• **Dataset rows**:
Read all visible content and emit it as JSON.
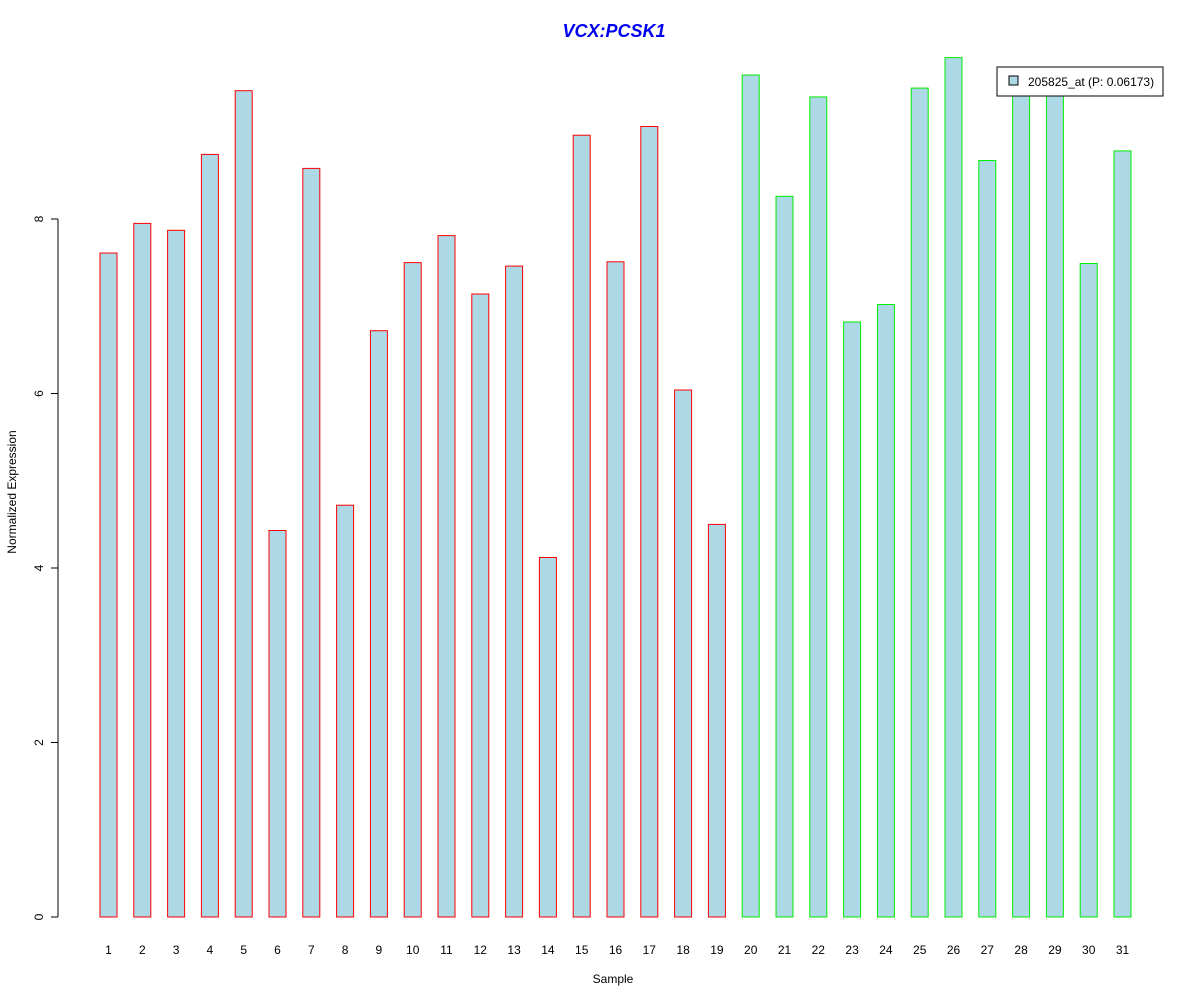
{
  "chart_data": {
    "type": "bar",
    "title": "VCX:PCSK1",
    "xlabel": "Sample",
    "ylabel": "Normalized Expression",
    "categories": [
      "1",
      "2",
      "3",
      "4",
      "5",
      "6",
      "7",
      "8",
      "9",
      "10",
      "11",
      "12",
      "13",
      "14",
      "15",
      "16",
      "17",
      "18",
      "19",
      "20",
      "21",
      "22",
      "23",
      "24",
      "25",
      "26",
      "27",
      "28",
      "29",
      "30",
      "31"
    ],
    "series": [
      {
        "name": "205825_at (P: 0.06173)",
        "values": [
          7.61,
          7.95,
          7.87,
          8.74,
          9.47,
          4.43,
          8.58,
          4.72,
          6.72,
          7.5,
          7.81,
          7.14,
          7.46,
          4.12,
          8.96,
          7.51,
          9.06,
          6.04,
          4.5,
          9.65,
          8.26,
          9.4,
          6.82,
          7.02,
          9.5,
          9.85,
          8.67,
          9.5,
          9.5,
          7.49,
          8.78
        ]
      }
    ],
    "group_border_colors": [
      "#ff0000",
      "#ff0000",
      "#ff0000",
      "#ff0000",
      "#ff0000",
      "#ff0000",
      "#ff0000",
      "#ff0000",
      "#ff0000",
      "#ff0000",
      "#ff0000",
      "#ff0000",
      "#ff0000",
      "#ff0000",
      "#ff0000",
      "#ff0000",
      "#ff0000",
      "#ff0000",
      "#ff0000",
      "#00ee00",
      "#00ee00",
      "#00ee00",
      "#00ee00",
      "#00ee00",
      "#00ee00",
      "#00ee00",
      "#00ee00",
      "#00ee00",
      "#00ee00",
      "#00ee00",
      "#00ee00"
    ],
    "bar_fill_color": "#add8e6",
    "title_color": "#0000ee",
    "yticks": [
      0,
      2,
      4,
      6,
      8
    ],
    "ylim": [
      0,
      10
    ],
    "grid": false,
    "legend_position": "top-right"
  }
}
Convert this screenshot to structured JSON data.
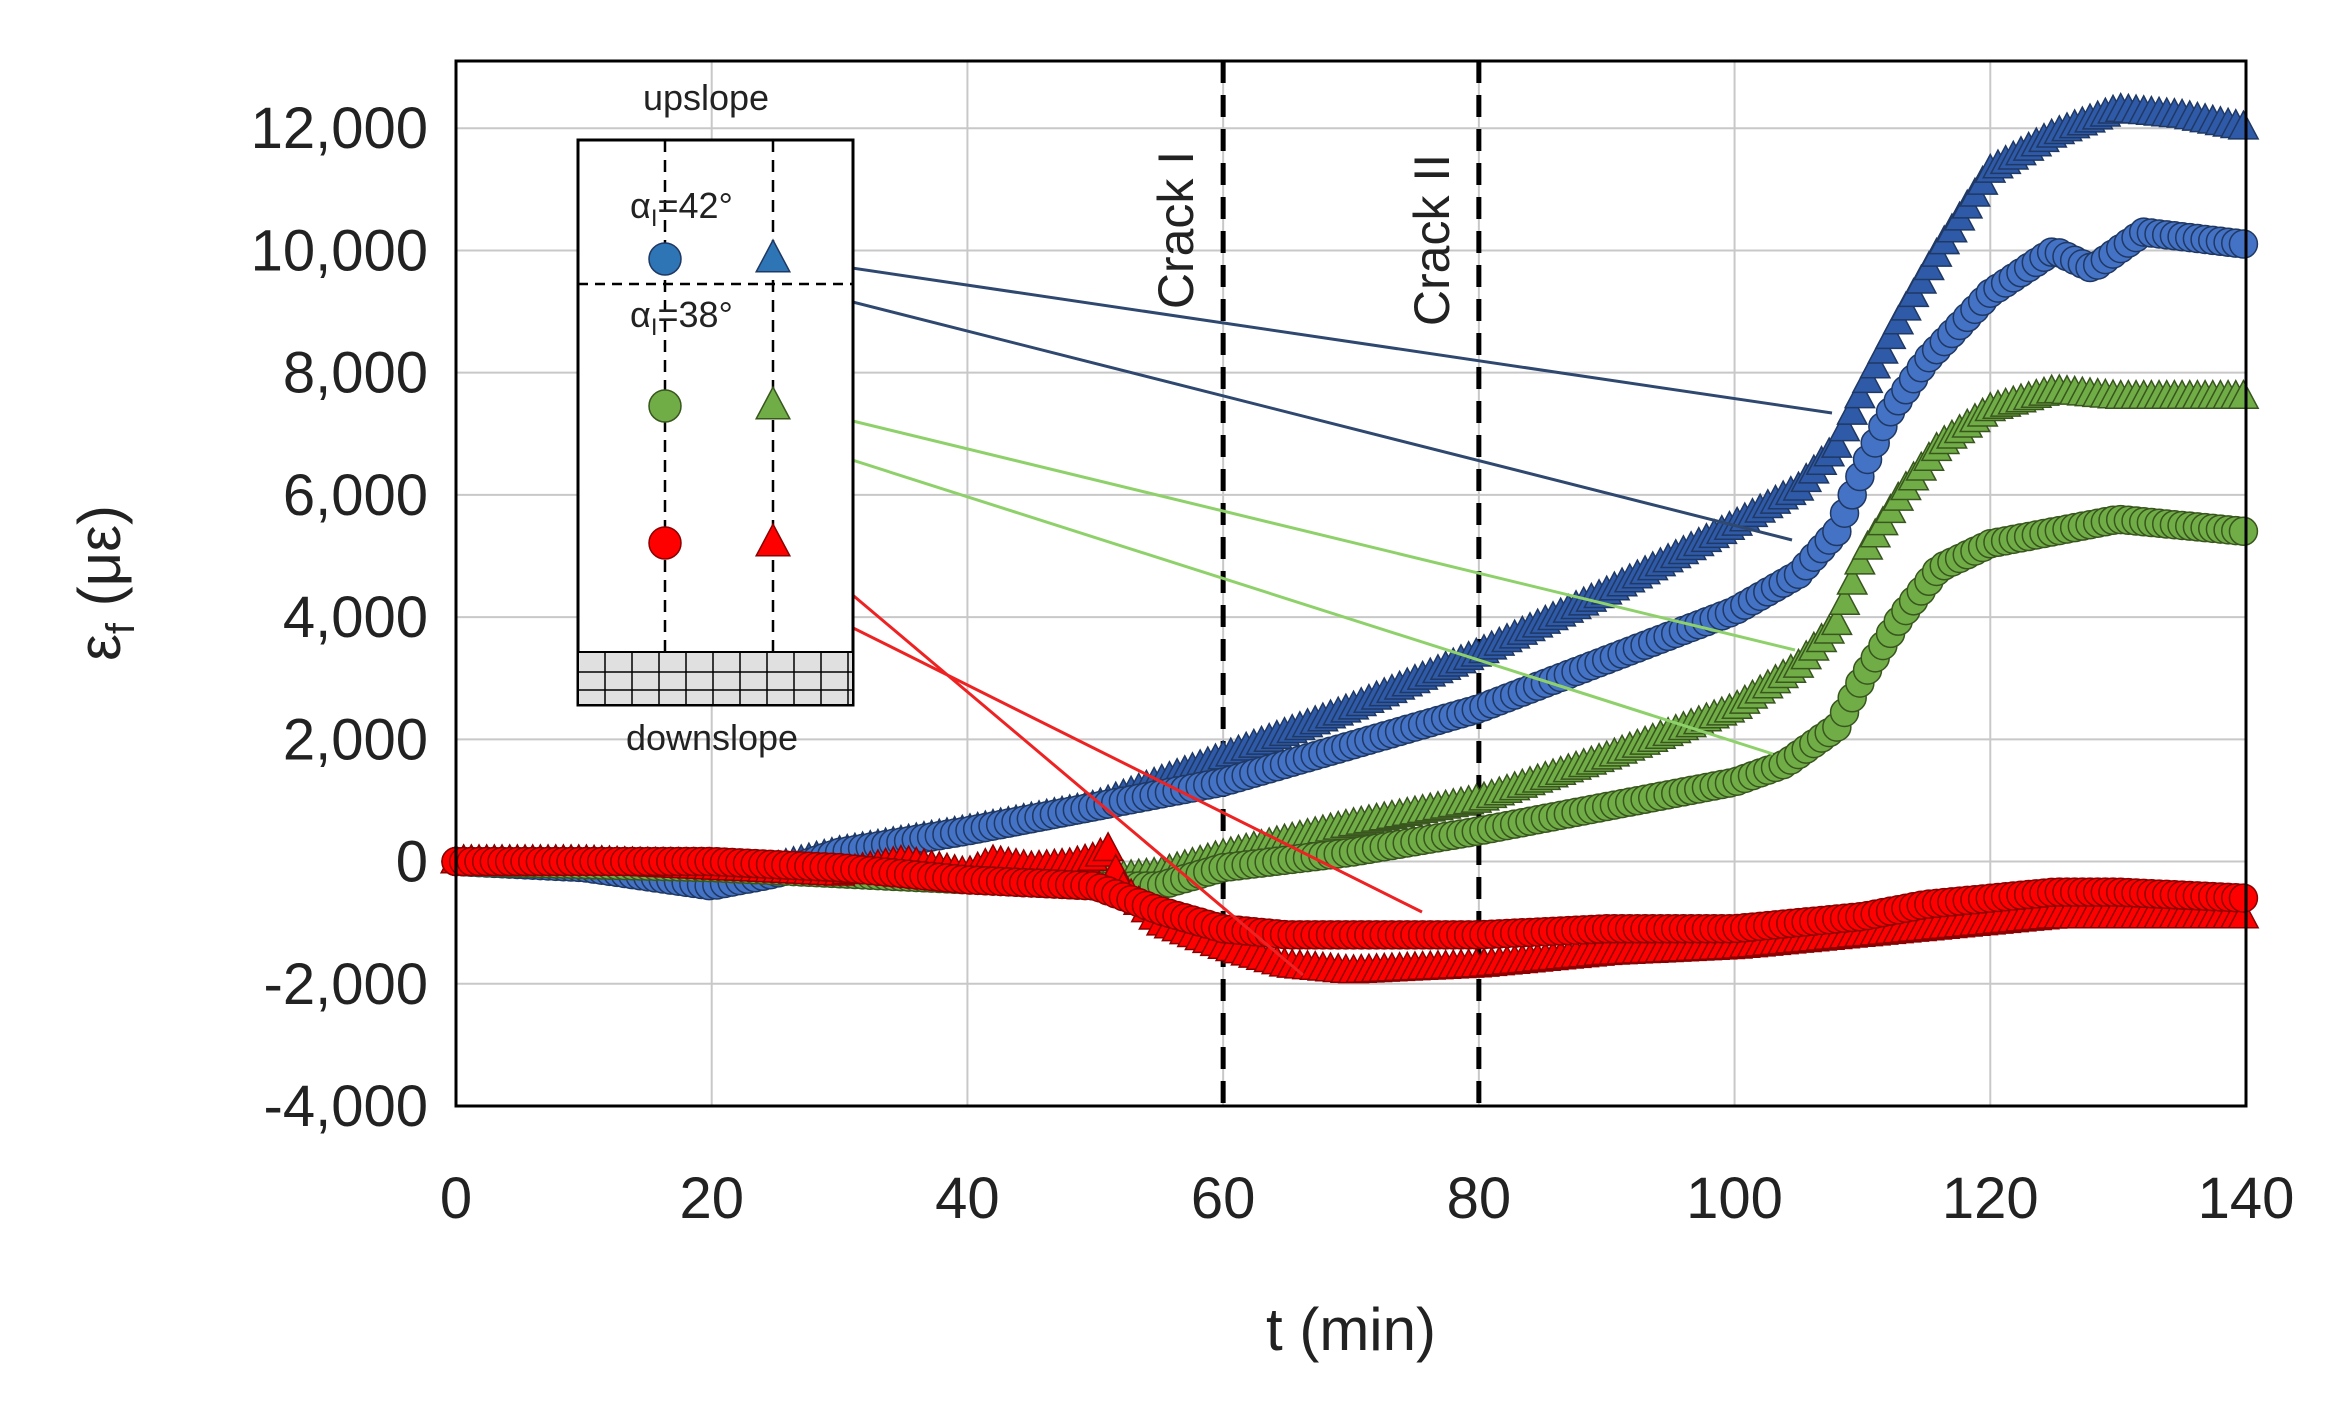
{
  "chart_data": {
    "type": "scatter",
    "title": "",
    "xlabel": "t (min)",
    "ylabel": "ε_f (με)",
    "ylabel_main": "ε",
    "ylabel_sub": "f",
    "ylabel_unit": "(με)",
    "xlim": [
      0,
      140
    ],
    "ylim": [
      -4000,
      13000
    ],
    "xticks": [
      0,
      20,
      40,
      60,
      80,
      100,
      120,
      140
    ],
    "yticks": [
      -4000,
      -2000,
      0,
      2000,
      4000,
      6000,
      8000,
      10000,
      12000
    ],
    "xtick_labels": [
      "0",
      "20",
      "40",
      "60",
      "80",
      "100",
      "120",
      "140"
    ],
    "ytick_labels": [
      "-4,000",
      "-2,000",
      "0",
      "2,000",
      "4,000",
      "6,000",
      "8,000",
      "10,000",
      "12,000"
    ],
    "grid": true,
    "crack_lines": [
      {
        "t": 60,
        "label": "Crack I"
      },
      {
        "t": 80,
        "label": "Crack II"
      }
    ],
    "inset": {
      "top_label": "upslope",
      "bottom_label": "downslope",
      "upper_angle": "α = 42°",
      "lower_angle": "α = 38°",
      "upper_angle_greek": "α",
      "upper_angle_sub": "I",
      "upper_angle_value": "=42°",
      "lower_angle_greek": "α",
      "lower_angle_sub": "I",
      "lower_angle_value": "=38°"
    },
    "series": [
      {
        "name": "upper-triangle",
        "marker": "triangle",
        "color": "#2f5aa8",
        "edge": "#1f3864",
        "points": [
          [
            0,
            0
          ],
          [
            10,
            0
          ],
          [
            20,
            -100
          ],
          [
            25,
            -100
          ],
          [
            30,
            150
          ],
          [
            40,
            500
          ],
          [
            50,
            900
          ],
          [
            60,
            1700
          ],
          [
            70,
            2500
          ],
          [
            80,
            3400
          ],
          [
            90,
            4400
          ],
          [
            100,
            5500
          ],
          [
            105,
            6100
          ],
          [
            108,
            6800
          ],
          [
            110,
            7700
          ],
          [
            113,
            8900
          ],
          [
            116,
            10000
          ],
          [
            120,
            11300
          ],
          [
            125,
            11900
          ],
          [
            130,
            12300
          ],
          [
            135,
            12200
          ],
          [
            140,
            12000
          ]
        ],
        "inset_position": "upper-right"
      },
      {
        "name": "upper-circle",
        "marker": "circle",
        "color": "#4472c4",
        "edge": "#1f3864",
        "points": [
          [
            0,
            0
          ],
          [
            10,
            -100
          ],
          [
            20,
            -400
          ],
          [
            25,
            -200
          ],
          [
            30,
            150
          ],
          [
            40,
            500
          ],
          [
            50,
            900
          ],
          [
            60,
            1300
          ],
          [
            70,
            1900
          ],
          [
            80,
            2500
          ],
          [
            90,
            3300
          ],
          [
            100,
            4100
          ],
          [
            105,
            4700
          ],
          [
            108,
            5400
          ],
          [
            110,
            6400
          ],
          [
            112,
            7300
          ],
          [
            115,
            8200
          ],
          [
            120,
            9300
          ],
          [
            125,
            10000
          ],
          [
            128,
            9700
          ],
          [
            132,
            10300
          ],
          [
            136,
            10200
          ],
          [
            140,
            10100
          ]
        ],
        "inset_position": "upper-left"
      },
      {
        "name": "middle-triangle",
        "marker": "triangle",
        "color": "#70ad47",
        "edge": "#38561d",
        "points": [
          [
            0,
            0
          ],
          [
            20,
            -50
          ],
          [
            40,
            -300
          ],
          [
            50,
            -300
          ],
          [
            55,
            -200
          ],
          [
            60,
            100
          ],
          [
            70,
            600
          ],
          [
            80,
            1000
          ],
          [
            90,
            1700
          ],
          [
            100,
            2500
          ],
          [
            105,
            3200
          ],
          [
            108,
            3900
          ],
          [
            110,
            5000
          ],
          [
            113,
            6000
          ],
          [
            116,
            6800
          ],
          [
            120,
            7400
          ],
          [
            125,
            7700
          ],
          [
            130,
            7600
          ],
          [
            135,
            7600
          ],
          [
            140,
            7600
          ]
        ],
        "inset_position": "middle-right"
      },
      {
        "name": "middle-circle",
        "marker": "circle",
        "color": "#70ad47",
        "edge": "#38561d",
        "points": [
          [
            0,
            0
          ],
          [
            20,
            -100
          ],
          [
            40,
            -300
          ],
          [
            50,
            -400
          ],
          [
            55,
            -400
          ],
          [
            60,
            -100
          ],
          [
            70,
            150
          ],
          [
            80,
            500
          ],
          [
            90,
            900
          ],
          [
            100,
            1300
          ],
          [
            104,
            1600
          ],
          [
            108,
            2200
          ],
          [
            110,
            3000
          ],
          [
            113,
            4000
          ],
          [
            116,
            4800
          ],
          [
            120,
            5200
          ],
          [
            125,
            5400
          ],
          [
            130,
            5600
          ],
          [
            135,
            5500
          ],
          [
            140,
            5400
          ]
        ],
        "inset_position": "middle-left"
      },
      {
        "name": "lower-triangle",
        "marker": "triangle",
        "color": "#ff0000",
        "edge": "#8b0000",
        "points": [
          [
            0,
            0
          ],
          [
            10,
            0
          ],
          [
            20,
            -100
          ],
          [
            30,
            -200
          ],
          [
            35,
            0
          ],
          [
            40,
            -200
          ],
          [
            42,
            0
          ],
          [
            45,
            -100
          ],
          [
            48,
            -50
          ],
          [
            50,
            50
          ],
          [
            51,
            200
          ],
          [
            52,
            -400
          ],
          [
            55,
            -1000
          ],
          [
            60,
            -1400
          ],
          [
            65,
            -1700
          ],
          [
            70,
            -1800
          ],
          [
            80,
            -1700
          ],
          [
            90,
            -1500
          ],
          [
            100,
            -1400
          ],
          [
            110,
            -1200
          ],
          [
            120,
            -1000
          ],
          [
            125,
            -900
          ],
          [
            130,
            -900
          ],
          [
            140,
            -900
          ]
        ],
        "inset_position": "lower-right"
      },
      {
        "name": "lower-circle",
        "marker": "circle",
        "color": "#ff0000",
        "edge": "#8b0000",
        "points": [
          [
            0,
            0
          ],
          [
            10,
            0
          ],
          [
            20,
            0
          ],
          [
            30,
            -100
          ],
          [
            40,
            -300
          ],
          [
            50,
            -400
          ],
          [
            55,
            -800
          ],
          [
            60,
            -1100
          ],
          [
            65,
            -1200
          ],
          [
            70,
            -1200
          ],
          [
            80,
            -1200
          ],
          [
            90,
            -1100
          ],
          [
            100,
            -1100
          ],
          [
            105,
            -1000
          ],
          [
            110,
            -900
          ],
          [
            115,
            -700
          ],
          [
            120,
            -600
          ],
          [
            125,
            -500
          ],
          [
            130,
            -500
          ],
          [
            140,
            -600
          ]
        ],
        "inset_position": "lower-left"
      }
    ]
  }
}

• **Stated problem**:
Filter the listing above by the word "JSON"; copy each line that passes.

• **Correct result**:
Read all visible content and emit it as JSON.
Convert this screenshot to structured JSON data.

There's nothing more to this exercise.